── DATASET ──

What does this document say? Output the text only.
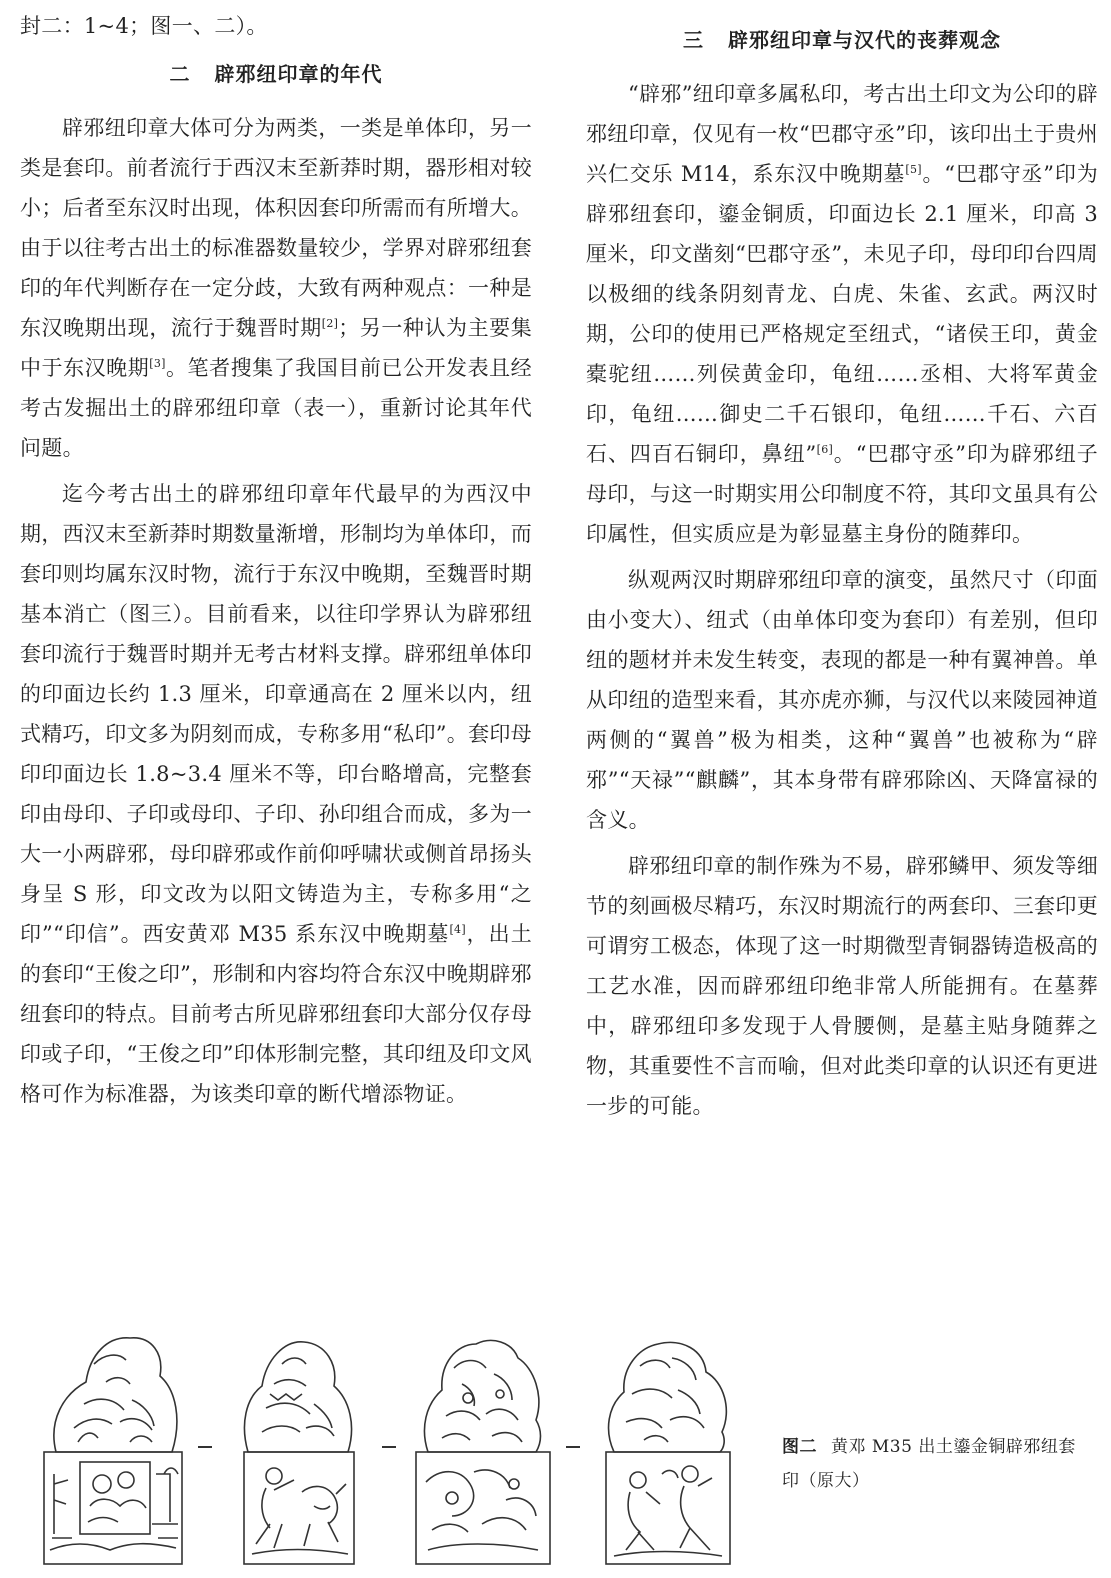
封二：1~4；图一、二）。

二 辟邪纽印章的年代

辟邪纽印章大体可分为两类，一类是单体印，另一类是套印。前者流行于西汉末至新莽时期，器形相对较小；后者至东汉时出现，体积因套印所需而有所增大。由于以往考古出土的标准器数量较少，学界对辟邪纽套印的年代判断存在一定分歧，大致有两种观点：一种是东汉晚期出现，流行于魏晋时期[2]；另一种认为主要集中于东汉晚期[3]。笔者搜集了我国目前已公开发表且经考古发掘出土的辟邪纽印章（表一），重新讨论其年代问题。

迄今考古出土的辟邪纽印章年代最早的为西汉中期，西汉末至新莽时期数量渐增，形制均为单体印，而套印则均属东汉时物，流行于东汉中晚期，至魏晋时期基本消亡（图三）。目前看来，以往印学界认为辟邪纽套印流行于魏晋时期并无考古材料支撑。辟邪纽单体印的印面边长约 1.3 厘米，印章通高在 2 厘米以内，纽式精巧，印文多为阴刻而成，专称多用“私印”。套印母印印面边长 1.8~3.4 厘米不等，印台略增高，完整套印由母印、子印或母印、子印、孙印组合而成，多为一大一小两辟邪，母印辟邪或作前仰呼啸状或侧首昂扬头身呈 S 形，印文改为以阳文铸造为主，专称多用“之印”“印信”。西安黄邓 M35 系东汉中晚期墓[4]，出土的套印“王俊之印”，形制和内容均符合东汉中晚期辟邪纽套印的特点。目前考古所见辟邪纽套印大部分仅存母印或子印，“王俊之印”印体形制完整，其印纽及印文风格可作为标准器，为该类印章的断代增添物证。

三 辟邪纽印章与汉代的丧葬观念

“辟邪”纽印章多属私印，考古出土印文为公印的辟邪纽印章，仅见有一枚“巴郡守丞”印，该印出土于贵州兴仁交乐 M14，系东汉中晚期墓[5]。“巴郡守丞”印为辟邪纽套印，鎏金铜质，印面边长 2.1 厘米，印高 3 厘米，印文凿刻“巴郡守丞”，未见子印，母印印台四周以极细的线条阴刻青龙、白虎、朱雀、玄武。两汉时期，公印的使用已严格规定至纽式，“诸侯王印，黄金橐驼纽……列侯黄金印，龟纽……丞相、大将军黄金印，龟纽……御史二千石银印，龟纽……千石、六百石、四百石铜印，鼻纽”[6]。“巴郡守丞”印为辟邪纽子母印，与这一时期实用公印制度不符，其印文虽具有公印属性，但实质应是为彰显墓主身份的随葬印。

纵观两汉时期辟邪纽印章的演变，虽然尺寸（印面由小变大）、纽式（由单体印变为套印）有差别，但印纽的题材并未发生转变，表现的都是一种有翼神兽。单从印纽的造型来看，其亦虎亦狮，与汉代以来陵园神道两侧的“翼兽”极为相类，这种“翼兽”也被称为“辟邪”“天禄”“麒麟”，其本身带有辟邪除凶、天降富禄的含义。

辟邪纽印章的制作殊为不易，辟邪鳞甲、须发等细节的刻画极尽精巧，东汉时期流行的两套印、三套印更可谓穷工极态，体现了这一时期微型青铜器铸造极高的工艺水准，因而辟邪纽印绝非常人所能拥有。在墓葬中，辟邪纽印多发现于人骨腰侧，是墓主贴身随葬之物，其重要性不言而喻，但对此类印章的认识还有更进一步的可能。

图二 黄邓 M35 出土鎏金铜辟邪纽套印（原大）
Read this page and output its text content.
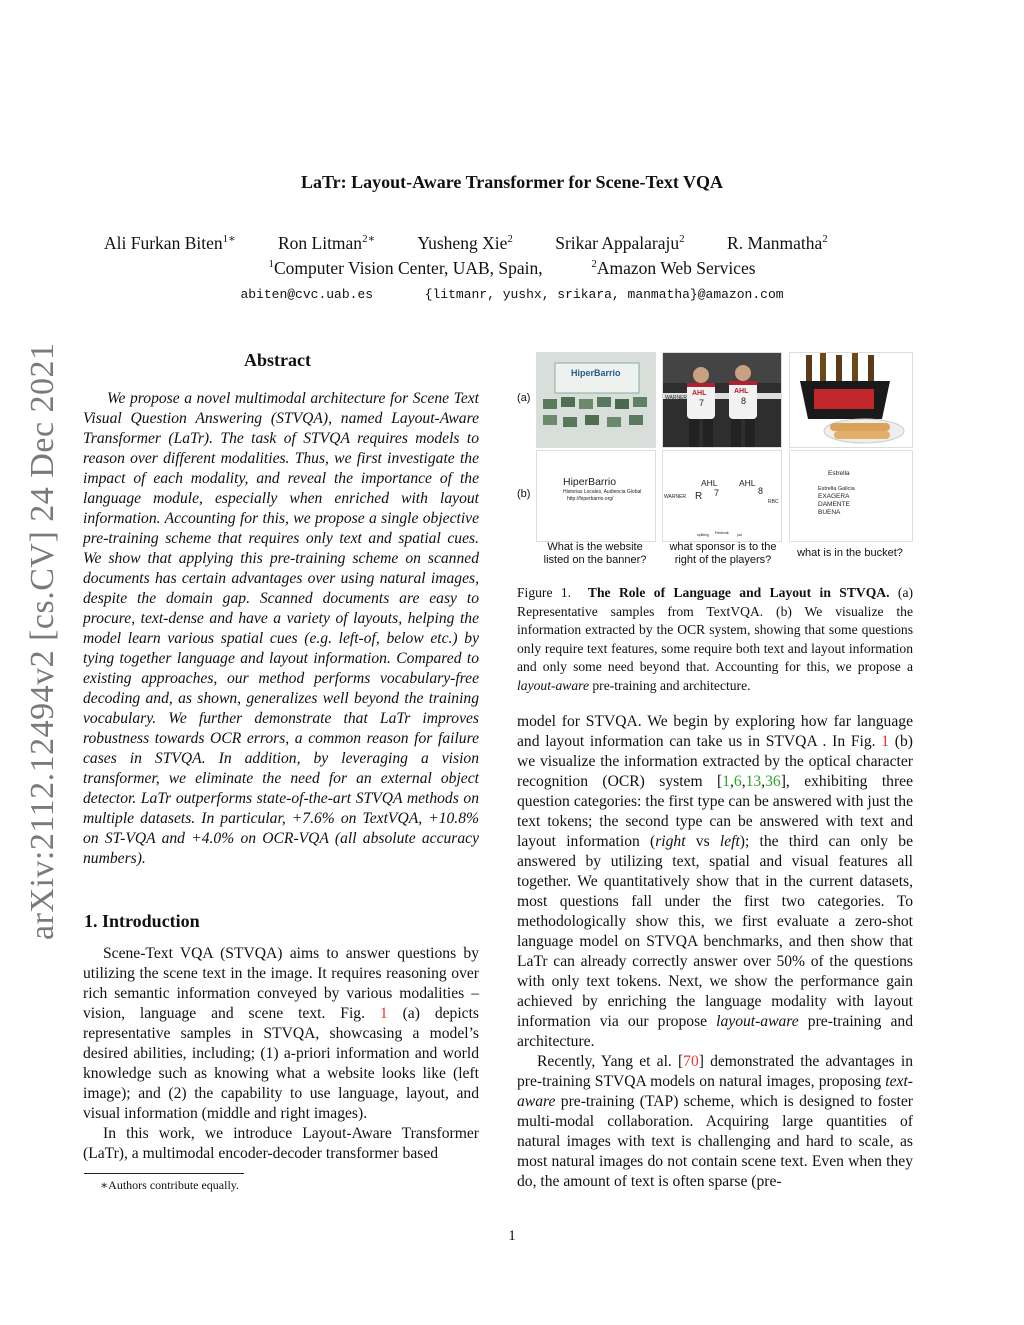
LaTr: Layout-Aware Transformer for Scene-Text VQA
Ali Furkan Biten$^{1∗}$ Ron Litman$^{2∗}$ Yusheng Xie$^2$ Srikar Appalaraju$^2$ R. Manmatha$^2$
$^1$Computer Vision Center, UAB, Spain,	$^2$Amazon Web Services
abiten@cvc.uab.es	{litmanr, yushx, srikara, manmatha}@amazon.com
arXiv:2112.12494v2 [cs.CV] 24 Dec 2021	Abstract
We propose a novel multimodal architecture for Scene Text Visual Question Answering (STVQA), named Layout-Aware Transformer (LaTr). The task of STVQA requires models to reason over different modalities. Thus, we first investigate the impact of each modality, and reveal the importance of the language module, especially when enriched with layout information. Accounting for this, we propose a single objective pre-training scheme that requires only text and spatial cues. We show that applying this pre-training scheme on scanned documents has certain advantages over using natural images, despite the domain gap. Scanned documents are easy to procure, text-dense and have a variety of layouts, helping the model learn various spatial cues (e.g. left-of, below etc.) by tying together language and layout information. Compared to existing approaches, our method performs vocabulary-free decoding and, as shown, generalizes well beyond the training vocabulary. We further demonstrate that LaTr improves robustness towards OCR errors, a common reason for failure cases in STVQA. In addition, by leveraging a vision transformer, we eliminate the need for an external object detector. LaTr outperforms state-of-the-art STVQA methods on multiple datasets. In particular, +7.6% on TextVQA, +10.8% on ST-VQA and +4.0% on OCR-VQA (all absolute accuracy numbers).
1. Introduction

Scene-Text VQA (STVQA) aims to answer questions by utilizing the scene text in the image. It requires reasoning over rich semantic information conveyed by various modalities – vision, language and scene text. Fig. 1 (a) depicts representative samples in STVQA, showcasing a model’s desired abilities, including; (1) a-priori information and world knowledge such as knowing what a website looks like (left image); and (2) the capability to use language, layout, and visual information (middle and right images).

In this work, we introduce Layout-Aware Transformer (LaTr), a multimodal encoder-decoder transformer based

∗Authors contribute equally.
(a)
(b)
HiperBarrio
AHL	AHL
7	8
WARNER
HiperBarrio
Historias Locales, Audiencia Global
http://hiperbarrio.org/
AHL	AHL
8
R 7
WARNER
RBC
Reebok
splitting	yal
Estrella
Estrella Galicia
EXAGERA
DAMENTE
BUENA
What is the website listed on the banner?
what sponsor is to the right of the players?
what is in the bucket?
Figure 1. The Role of Language and Layout in STVQA. (a) Representative samples from TextVQA. (b) We visualize the information extracted by the OCR system, showing that some questions only require text features, some require both text and layout information and only some need beyond that. Accounting for this, we propose a layout-aware pre-training and architecture.

model for STVQA. We begin by exploring how far language and layout information can take us in STVQA . In Fig. 1 (b) we visualize the information extracted by the optical character recognition (OCR) system [1,6,13,36], exhibiting three question categories: the first type can be answered with just the text tokens; the second type can be answered with text and layout information (right vs left); the third can only be answered by utilizing text, spatial and visual features all together. We quantitatively show that in the current datasets, most questions fall under the first two categories. To methodologically show this, we first evaluate a zero-shot language model on STVQA benchmarks, and then show that LaTr can already correctly answer over 50% of the questions with only text tokens. Next, we show the performance gain achieved by enriching the language modality with layout information via our propose layout-aware pre-training and architecture.

Recently, Yang et al. [70] demonstrated the advantages in pre-training STVQA models on natural images, proposing text-aware pre-training (TAP) scheme, which is designed to foster multi-modal collaboration. Acquiring large quantities of natural images with text is challenging and hard to scale, as most natural images do not contain scene text. Even when they do, the amount of text is often sparse (pre-

1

───

▶ YOUR TASK
Go over the data above and copy every line that has the word "系东汉中晚期墓" in it.

▶ FINAL RESULT
迄今考古出土的辟邪纽印章年代最早的为西汉中期，西汉末至新莽时期数量渐增，形制均为单体印，而套印则均属东汉时物，流行于东汉中晚期，至魏晋时期基本消亡（图三）。目前看来，以往印学界认为辟邪纽套印流行于魏晋时期并无考古材料支撑。辟邪纽单体印的印面边长约 1.3 厘米，印章通高在 2 厘米以内，纽式精巧，印文多为阴刻而成，专称多用“私印”。套印母印印面边长 1.8~3.4 厘米不等，印台略增高，完整套印由母印、子印或母印、子印、孙印组合而成，多为一大一小两辟邪，母印辟邪或作前仰呼啸状或侧首昂扬头身呈 S 形，印文改为以阳文铸造为主，专称多用“之印”“印信”。西安黄邓 M35 系东汉中晚期墓[4]，出土的套印“王俊之印”，形制和内容均符合东汉中晚期辟邪纽套印的特点。目前考古所见辟邪纽套印大部分仅存母印或子印，“王俊之印”印体形制完整，其印纽及印文风格可作为标准器，为该类印章的断代增添物证。
“辟邪”纽印章多属私印，考古出土印文为公印的辟邪纽印章，仅见有一枚“巴郡守丞”印，该印出土于贵州兴仁交乐 M14，系东汉中晚期墓[5]。“巴郡守丞”印为辟邪纽套印，鎏金铜质，印面边长 2.1 厘米，印高 3 厘米，印文凿刻“巴郡守丞”，未见子印，母印印台四周以极细的线条阴刻青龙、白虎、朱雀、玄武。两汉时期，公印的使用已严格规定至纽式，“诸侯王印，黄金橐驼纽……列侯黄金印，龟纽……丞相、大将军黄金印，龟纽……御史二千石银印，龟纽……千石、六百石、四百石铜印，鼻纽”[6]。“巴郡守丞”印为辟邪纽子母印，与这一时期实用公印制度不符，其印文虽具有公印属性，但实质应是为彰显墓主身份的随葬印。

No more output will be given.